(Data extracted from a collection)
____________________

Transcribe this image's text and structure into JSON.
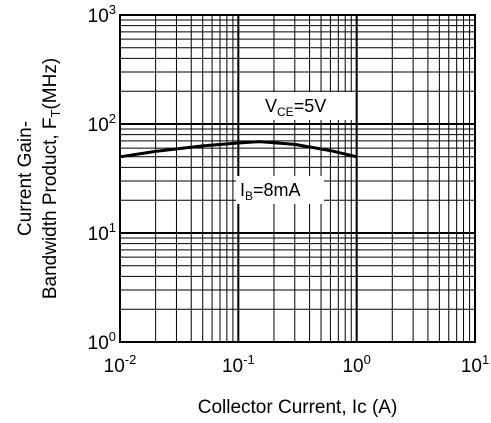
{
  "chart_data": {
    "type": "line",
    "xlabel": "Collector Current, Ic (A)",
    "ylabel": {
      "line1": "Current Gain-",
      "line2_prefix": "Bandwidth Product, F",
      "line2_sub": "T",
      "line2_suffix": "(MHz)"
    },
    "x_scale": "log",
    "y_scale": "log",
    "xlim": [
      0.01,
      10
    ],
    "ylim": [
      1,
      1000
    ],
    "grid": true,
    "x_ticks": [
      {
        "value": 0.01,
        "base": "10",
        "exp": "-2"
      },
      {
        "value": 0.1,
        "base": "10",
        "exp": "-1"
      },
      {
        "value": 1,
        "base": "10",
        "exp": "0"
      },
      {
        "value": 10,
        "base": "10",
        "exp": "1"
      }
    ],
    "y_ticks": [
      {
        "value": 1,
        "base": "10",
        "exp": "0"
      },
      {
        "value": 10,
        "base": "10",
        "exp": "1"
      },
      {
        "value": 100,
        "base": "10",
        "exp": "2"
      },
      {
        "value": 1000,
        "base": "10",
        "exp": "3"
      }
    ],
    "series": [
      {
        "x": [
          0.01,
          0.02,
          0.05,
          0.1,
          0.15,
          0.3,
          0.6,
          1.0
        ],
        "y": [
          50,
          56,
          63,
          67,
          69,
          65,
          57,
          50
        ]
      }
    ],
    "annotations": {
      "vce": {
        "main": "V",
        "sub": "CE",
        "rest": "=5V"
      },
      "ib": {
        "main": "I",
        "sub": "B",
        "rest": "=8mA"
      }
    }
  }
}
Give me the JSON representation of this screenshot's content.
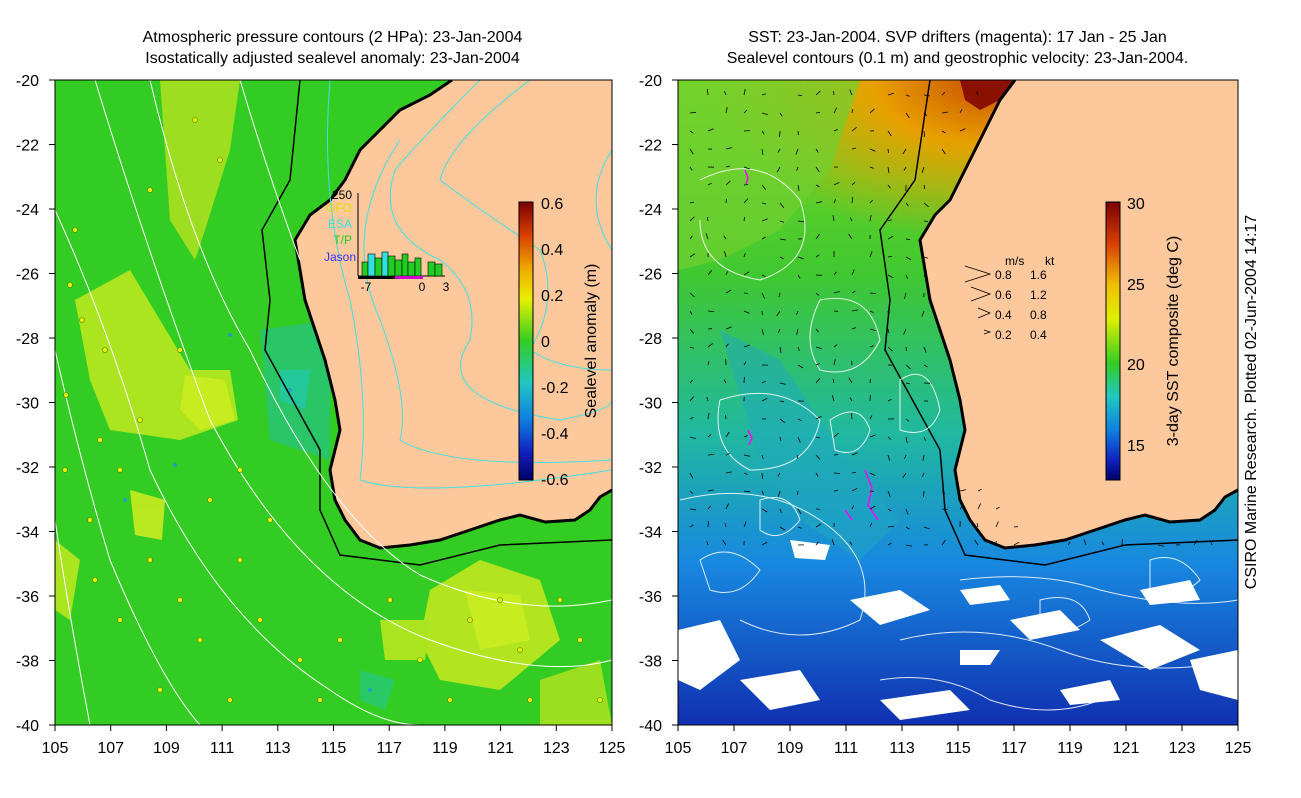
{
  "left_panel": {
    "title_line1": "Atmospheric pressure contours (2 HPa): 23-Jan-2004",
    "title_line2": "Isostatically adjusted sealevel anomaly: 23-Jan-2004",
    "colorbar_label": "Sealevel anomaly (m)",
    "colorbar_ticks": [
      "0.6",
      "0.4",
      "0.2",
      "0",
      "-0.2",
      "-0.4",
      "-0.6"
    ],
    "inset": {
      "ymax_label": "250",
      "legend": [
        {
          "label": "GFO",
          "color": "#d8e000"
        },
        {
          "label": "ESA",
          "color": "#33e0e0"
        },
        {
          "label": "T/P",
          "color": "#22cc22"
        },
        {
          "label": "Jason",
          "color": "#3333ff"
        }
      ],
      "x_labels": [
        "-7",
        "0",
        "3"
      ]
    }
  },
  "right_panel": {
    "title_line1": "SST: 23-Jan-2004. SVP drifters (magenta): 17 Jan - 25 Jan",
    "title_line2": "Sealevel contours (0.1 m) and geostrophic velocity: 23-Jan-2004.",
    "colorbar_label": "3-day SST composite (deg C)",
    "colorbar_ticks": [
      "30",
      "25",
      "20",
      "15"
    ],
    "velocity_legend": {
      "header_ms": "m/s",
      "header_kt": "kt",
      "rows": [
        {
          "ms": "0.8",
          "kt": "1.6"
        },
        {
          "ms": "0.6",
          "kt": "1.2"
        },
        {
          "ms": "0.4",
          "kt": "0.8"
        },
        {
          "ms": "0.2",
          "kt": "0.4"
        }
      ]
    }
  },
  "axes": {
    "lat_ticks": [
      "-20",
      "-22",
      "-24",
      "-26",
      "-28",
      "-30",
      "-32",
      "-34",
      "-36",
      "-38",
      "-40"
    ],
    "lon_ticks": [
      "105",
      "107",
      "109",
      "111",
      "113",
      "115",
      "117",
      "119",
      "121",
      "123",
      "125"
    ]
  },
  "credit": "CSIRO Marine Research. Plotted 02-Jun-2004 14:17",
  "colors": {
    "land": "#fcc89c",
    "ocean_mean": "#33cc22",
    "sla_high": "#d8f020",
    "contour_pressure": "#ffffff",
    "contour_sealevel": "#40e0e0"
  }
}
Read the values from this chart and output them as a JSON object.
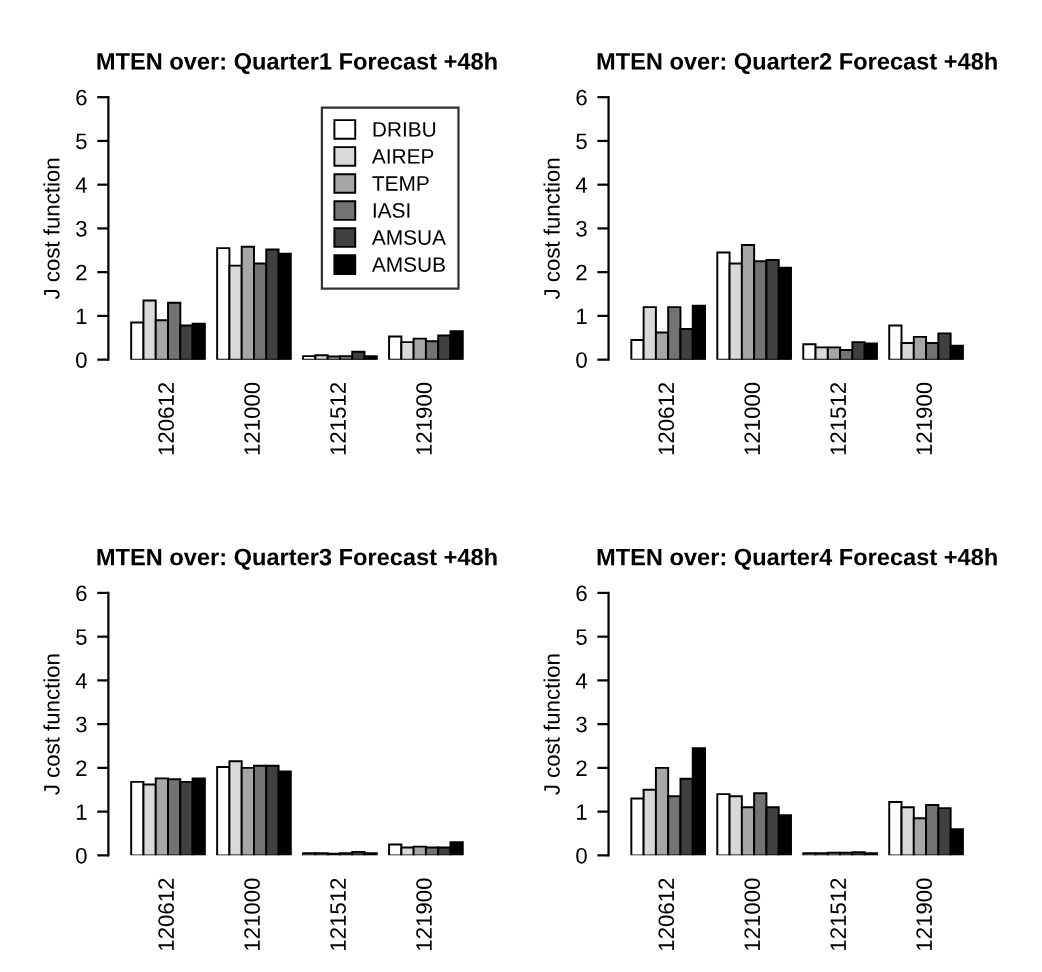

____________________

*What to work on*
Would you return the data exactly as written, without the pictures?

*Written solution*
Transcribe this image's text and structure into JSON.
{
  "chart_data": {
    "type": "line",
    "xlabel": "Collector Current, Ic (A)",
    "ylabel": {
      "line1": "Current Gain-",
      "line2_prefix": "Bandwidth Product, F",
      "line2_sub": "T",
      "line2_suffix": "(MHz)"
    },
    "x_scale": "log",
    "y_scale": "log",
    "xlim": [
      0.01,
      10
    ],
    "ylim": [
      1,
      1000
    ],
    "grid": true,
    "x_ticks": [
      {
        "value": 0.01,
        "base": "10",
        "exp": "-2"
      },
      {
        "value": 0.1,
        "base": "10",
        "exp": "-1"
      },
      {
        "value": 1,
        "base": "10",
        "exp": "0"
      },
      {
        "value": 10,
        "base": "10",
        "exp": "1"
      }
    ],
    "y_ticks": [
      {
        "value": 1,
        "base": "10",
        "exp": "0"
      },
      {
        "value": 10,
        "base": "10",
        "exp": "1"
      },
      {
        "value": 100,
        "base": "10",
        "exp": "2"
      },
      {
        "value": 1000,
        "base": "10",
        "exp": "3"
      }
    ],
    "series": [
      {
        "x": [
          0.01,
          0.02,
          0.05,
          0.1,
          0.15,
          0.3,
          0.6,
          1.0
        ],
        "y": [
          50,
          56,
          63,
          67,
          69,
          65,
          57,
          50
        ]
      }
    ],
    "annotations": {
      "vce": {
        "main": "V",
        "sub": "CE",
        "rest": "=5V"
      },
      "ib": {
        "main": "I",
        "sub": "B",
        "rest": "=8mA"
      }
    }
  }
}
Give me the JSON representation of this screenshot's content.
{
  "left_panel": {
    "title_line1": "Atmospheric pressure contours (2 HPa): 23-Jan-2004",
    "title_line2": "Isostatically adjusted sealevel anomaly: 23-Jan-2004",
    "colorbar_label": "Sealevel anomaly (m)",
    "colorbar_ticks": [
      "0.6",
      "0.4",
      "0.2",
      "0",
      "-0.2",
      "-0.4",
      "-0.6"
    ],
    "inset": {
      "ymax_label": "250",
      "legend": [
        {
          "label": "GFO",
          "color": "#d8e000"
        },
        {
          "label": "ESA",
          "color": "#33e0e0"
        },
        {
          "label": "T/P",
          "color": "#22cc22"
        },
        {
          "label": "Jason",
          "color": "#3333ff"
        }
      ],
      "x_labels": [
        "-7",
        "0",
        "3"
      ]
    }
  },
  "right_panel": {
    "title_line1": "SST: 23-Jan-2004. SVP drifters (magenta): 17 Jan - 25 Jan",
    "title_line2": "Sealevel contours (0.1 m) and geostrophic velocity: 23-Jan-2004.",
    "colorbar_label": "3-day SST composite (deg C)",
    "colorbar_ticks": [
      "30",
      "25",
      "20",
      "15"
    ],
    "velocity_legend": {
      "header_ms": "m/s",
      "header_kt": "kt",
      "rows": [
        {
          "ms": "0.8",
          "kt": "1.6"
        },
        {
          "ms": "0.6",
          "kt": "1.2"
        },
        {
          "ms": "0.4",
          "kt": "0.8"
        },
        {
          "ms": "0.2",
          "kt": "0.4"
        }
      ]
    }
  },
  "axes": {
    "lat_ticks": [
      "-20",
      "-22",
      "-24",
      "-26",
      "-28",
      "-30",
      "-32",
      "-34",
      "-36",
      "-38",
      "-40"
    ],
    "lon_ticks": [
      "105",
      "107",
      "109",
      "111",
      "113",
      "115",
      "117",
      "119",
      "121",
      "123",
      "125"
    ]
  },
  "credit": "CSIRO Marine Research. Plotted 02-Jun-2004 14:17",
  "colors": {
    "land": "#fcc89c",
    "ocean_mean": "#33cc22",
    "sla_high": "#d8f020",
    "contour_pressure": "#ffffff",
    "contour_sealevel": "#40e0e0"
  }
}
Read the values from this chart and output them as a JSON object.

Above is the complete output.